— Rows from a figure dataset —
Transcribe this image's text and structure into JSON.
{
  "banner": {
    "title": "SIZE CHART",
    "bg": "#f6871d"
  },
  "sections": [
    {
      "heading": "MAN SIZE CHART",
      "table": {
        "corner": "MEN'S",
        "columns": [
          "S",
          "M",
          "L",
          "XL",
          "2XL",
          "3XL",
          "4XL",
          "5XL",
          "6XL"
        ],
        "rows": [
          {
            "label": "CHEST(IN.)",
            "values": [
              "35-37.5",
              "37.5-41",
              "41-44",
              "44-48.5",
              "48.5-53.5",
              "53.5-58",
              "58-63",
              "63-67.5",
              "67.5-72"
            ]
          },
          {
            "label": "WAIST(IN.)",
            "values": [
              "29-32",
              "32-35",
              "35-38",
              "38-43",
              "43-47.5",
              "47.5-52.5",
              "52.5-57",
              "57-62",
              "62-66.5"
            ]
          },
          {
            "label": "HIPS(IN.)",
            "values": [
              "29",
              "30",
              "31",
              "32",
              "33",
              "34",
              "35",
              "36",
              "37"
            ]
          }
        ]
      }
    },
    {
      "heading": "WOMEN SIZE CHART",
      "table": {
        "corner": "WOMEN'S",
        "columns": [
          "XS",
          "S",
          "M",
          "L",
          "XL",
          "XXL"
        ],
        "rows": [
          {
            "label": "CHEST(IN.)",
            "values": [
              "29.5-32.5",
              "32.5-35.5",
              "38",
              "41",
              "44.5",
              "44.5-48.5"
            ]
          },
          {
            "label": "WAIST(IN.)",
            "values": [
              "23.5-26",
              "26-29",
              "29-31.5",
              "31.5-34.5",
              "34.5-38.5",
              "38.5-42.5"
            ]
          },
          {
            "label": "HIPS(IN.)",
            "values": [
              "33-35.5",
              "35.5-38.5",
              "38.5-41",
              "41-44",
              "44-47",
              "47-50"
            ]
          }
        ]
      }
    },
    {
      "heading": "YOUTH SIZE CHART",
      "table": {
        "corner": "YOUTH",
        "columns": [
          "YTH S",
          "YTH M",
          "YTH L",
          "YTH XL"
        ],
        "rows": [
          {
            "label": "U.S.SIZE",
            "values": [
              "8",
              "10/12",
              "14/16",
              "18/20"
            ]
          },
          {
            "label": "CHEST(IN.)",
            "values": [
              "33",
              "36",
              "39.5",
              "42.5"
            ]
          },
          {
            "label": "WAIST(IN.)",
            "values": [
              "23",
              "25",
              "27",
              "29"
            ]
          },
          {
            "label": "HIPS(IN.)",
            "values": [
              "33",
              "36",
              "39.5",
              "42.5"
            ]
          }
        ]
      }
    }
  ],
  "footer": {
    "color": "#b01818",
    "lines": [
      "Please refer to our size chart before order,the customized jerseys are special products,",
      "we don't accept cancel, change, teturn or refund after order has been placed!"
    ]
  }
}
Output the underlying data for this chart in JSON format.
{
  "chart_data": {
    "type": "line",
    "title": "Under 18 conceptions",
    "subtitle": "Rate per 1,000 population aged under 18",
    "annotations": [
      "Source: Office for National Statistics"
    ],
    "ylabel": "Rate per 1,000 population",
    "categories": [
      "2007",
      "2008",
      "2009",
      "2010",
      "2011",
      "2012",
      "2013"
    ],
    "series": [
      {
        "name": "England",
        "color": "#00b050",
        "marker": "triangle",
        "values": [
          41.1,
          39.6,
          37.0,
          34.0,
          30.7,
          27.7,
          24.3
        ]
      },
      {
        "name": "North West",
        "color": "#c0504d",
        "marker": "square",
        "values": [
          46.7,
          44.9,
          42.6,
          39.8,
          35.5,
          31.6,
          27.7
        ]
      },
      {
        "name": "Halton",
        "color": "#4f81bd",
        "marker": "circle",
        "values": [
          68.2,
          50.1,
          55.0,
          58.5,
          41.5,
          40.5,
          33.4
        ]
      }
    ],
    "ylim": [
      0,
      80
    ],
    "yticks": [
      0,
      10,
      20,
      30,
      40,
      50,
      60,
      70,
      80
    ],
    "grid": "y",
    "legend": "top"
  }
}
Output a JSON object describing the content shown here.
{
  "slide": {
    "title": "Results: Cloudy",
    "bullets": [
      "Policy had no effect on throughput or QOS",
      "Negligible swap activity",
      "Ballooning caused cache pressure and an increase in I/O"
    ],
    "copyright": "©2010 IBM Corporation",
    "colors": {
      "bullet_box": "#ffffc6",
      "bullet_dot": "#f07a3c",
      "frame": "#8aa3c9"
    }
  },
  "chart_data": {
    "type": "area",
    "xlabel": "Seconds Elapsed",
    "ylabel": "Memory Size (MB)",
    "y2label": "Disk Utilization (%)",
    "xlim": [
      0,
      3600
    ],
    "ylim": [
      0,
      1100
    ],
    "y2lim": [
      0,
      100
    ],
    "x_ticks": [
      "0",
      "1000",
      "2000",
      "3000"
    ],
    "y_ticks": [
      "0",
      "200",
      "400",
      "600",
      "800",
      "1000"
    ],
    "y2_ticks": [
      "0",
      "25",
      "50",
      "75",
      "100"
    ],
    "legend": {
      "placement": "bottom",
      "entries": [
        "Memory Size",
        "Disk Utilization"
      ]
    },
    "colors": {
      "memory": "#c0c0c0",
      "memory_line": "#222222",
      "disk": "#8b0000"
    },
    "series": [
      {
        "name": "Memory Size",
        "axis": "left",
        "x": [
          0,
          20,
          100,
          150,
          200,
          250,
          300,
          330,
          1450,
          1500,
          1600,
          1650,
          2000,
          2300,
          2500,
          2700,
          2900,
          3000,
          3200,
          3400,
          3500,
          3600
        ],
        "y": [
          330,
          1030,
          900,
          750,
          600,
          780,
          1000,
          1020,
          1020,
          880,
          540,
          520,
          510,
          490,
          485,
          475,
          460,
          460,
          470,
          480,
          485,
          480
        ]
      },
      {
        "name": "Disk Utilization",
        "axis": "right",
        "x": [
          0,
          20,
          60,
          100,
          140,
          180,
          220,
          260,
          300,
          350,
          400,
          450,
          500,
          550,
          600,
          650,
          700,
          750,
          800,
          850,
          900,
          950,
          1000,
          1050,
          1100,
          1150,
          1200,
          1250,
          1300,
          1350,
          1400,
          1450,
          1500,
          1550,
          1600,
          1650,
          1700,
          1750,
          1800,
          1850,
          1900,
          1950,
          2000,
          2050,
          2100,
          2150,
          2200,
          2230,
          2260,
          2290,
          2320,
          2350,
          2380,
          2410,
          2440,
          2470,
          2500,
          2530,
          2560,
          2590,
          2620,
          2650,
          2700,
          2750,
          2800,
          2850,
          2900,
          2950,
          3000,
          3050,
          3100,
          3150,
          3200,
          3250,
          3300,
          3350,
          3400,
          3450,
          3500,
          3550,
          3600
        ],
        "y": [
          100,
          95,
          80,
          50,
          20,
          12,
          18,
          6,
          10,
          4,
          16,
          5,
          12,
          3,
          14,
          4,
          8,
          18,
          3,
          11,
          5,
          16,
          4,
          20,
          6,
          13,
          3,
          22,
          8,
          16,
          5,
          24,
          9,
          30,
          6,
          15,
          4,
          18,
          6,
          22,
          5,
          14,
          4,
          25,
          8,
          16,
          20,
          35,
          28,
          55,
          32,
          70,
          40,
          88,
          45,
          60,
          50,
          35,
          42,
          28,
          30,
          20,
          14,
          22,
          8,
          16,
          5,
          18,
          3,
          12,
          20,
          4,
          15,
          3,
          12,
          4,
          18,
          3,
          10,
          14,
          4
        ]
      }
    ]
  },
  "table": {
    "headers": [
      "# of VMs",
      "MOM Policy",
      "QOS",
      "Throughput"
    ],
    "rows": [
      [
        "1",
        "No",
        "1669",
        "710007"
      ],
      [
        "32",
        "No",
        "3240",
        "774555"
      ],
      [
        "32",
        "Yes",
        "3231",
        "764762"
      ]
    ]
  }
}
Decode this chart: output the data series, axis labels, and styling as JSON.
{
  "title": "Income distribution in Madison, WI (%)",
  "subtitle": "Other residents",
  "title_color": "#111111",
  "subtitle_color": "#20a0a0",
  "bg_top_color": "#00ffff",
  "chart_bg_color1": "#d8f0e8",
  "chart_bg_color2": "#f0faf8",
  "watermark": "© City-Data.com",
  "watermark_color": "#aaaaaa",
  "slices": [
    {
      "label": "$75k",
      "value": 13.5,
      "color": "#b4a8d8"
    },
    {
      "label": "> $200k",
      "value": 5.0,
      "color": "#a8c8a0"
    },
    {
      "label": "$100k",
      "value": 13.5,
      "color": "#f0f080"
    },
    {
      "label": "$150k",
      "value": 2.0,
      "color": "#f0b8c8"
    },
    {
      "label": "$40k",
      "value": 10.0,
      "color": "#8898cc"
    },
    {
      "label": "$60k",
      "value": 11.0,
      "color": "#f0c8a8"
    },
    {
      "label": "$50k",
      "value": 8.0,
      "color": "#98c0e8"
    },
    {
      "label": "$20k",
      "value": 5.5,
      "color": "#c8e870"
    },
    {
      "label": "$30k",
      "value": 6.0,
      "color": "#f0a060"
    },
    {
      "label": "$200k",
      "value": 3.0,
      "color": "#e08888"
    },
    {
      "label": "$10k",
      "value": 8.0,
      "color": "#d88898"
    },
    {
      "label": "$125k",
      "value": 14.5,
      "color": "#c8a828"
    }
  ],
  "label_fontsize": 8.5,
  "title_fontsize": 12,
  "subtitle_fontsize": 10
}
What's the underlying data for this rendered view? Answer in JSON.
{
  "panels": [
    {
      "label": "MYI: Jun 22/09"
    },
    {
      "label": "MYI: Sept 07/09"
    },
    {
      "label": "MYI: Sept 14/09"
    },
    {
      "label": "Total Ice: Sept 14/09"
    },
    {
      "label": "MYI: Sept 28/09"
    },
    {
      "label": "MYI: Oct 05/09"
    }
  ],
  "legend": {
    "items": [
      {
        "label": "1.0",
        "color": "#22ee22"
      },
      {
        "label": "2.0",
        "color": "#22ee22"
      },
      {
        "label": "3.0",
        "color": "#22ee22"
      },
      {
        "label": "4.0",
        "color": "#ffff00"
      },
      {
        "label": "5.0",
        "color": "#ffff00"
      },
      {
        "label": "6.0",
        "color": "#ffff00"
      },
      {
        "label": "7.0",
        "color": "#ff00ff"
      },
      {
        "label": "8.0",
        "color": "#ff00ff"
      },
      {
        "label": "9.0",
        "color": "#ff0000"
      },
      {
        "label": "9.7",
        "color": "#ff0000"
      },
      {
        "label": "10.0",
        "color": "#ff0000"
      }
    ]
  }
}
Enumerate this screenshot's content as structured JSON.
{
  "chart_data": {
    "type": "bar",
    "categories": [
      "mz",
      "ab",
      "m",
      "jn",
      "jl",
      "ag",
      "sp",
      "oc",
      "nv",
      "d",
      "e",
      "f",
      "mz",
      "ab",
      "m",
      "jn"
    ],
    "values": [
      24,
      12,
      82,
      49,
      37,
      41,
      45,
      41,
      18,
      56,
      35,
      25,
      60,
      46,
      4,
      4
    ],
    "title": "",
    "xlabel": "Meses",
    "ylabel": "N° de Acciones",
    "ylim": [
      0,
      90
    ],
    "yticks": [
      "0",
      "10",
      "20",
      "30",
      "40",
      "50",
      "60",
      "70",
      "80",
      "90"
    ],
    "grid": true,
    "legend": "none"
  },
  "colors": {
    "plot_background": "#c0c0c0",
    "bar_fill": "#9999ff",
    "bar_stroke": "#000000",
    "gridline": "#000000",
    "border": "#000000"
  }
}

— GIVEN REQUEST —
Locate all lines in the listing above with the word "heading" and copy them.

— RIGHT ANSWER —
      "heading": "MAN SIZE CHART",
      "heading": "WOMEN SIZE CHART",
      "heading": "YOUTH SIZE CHART",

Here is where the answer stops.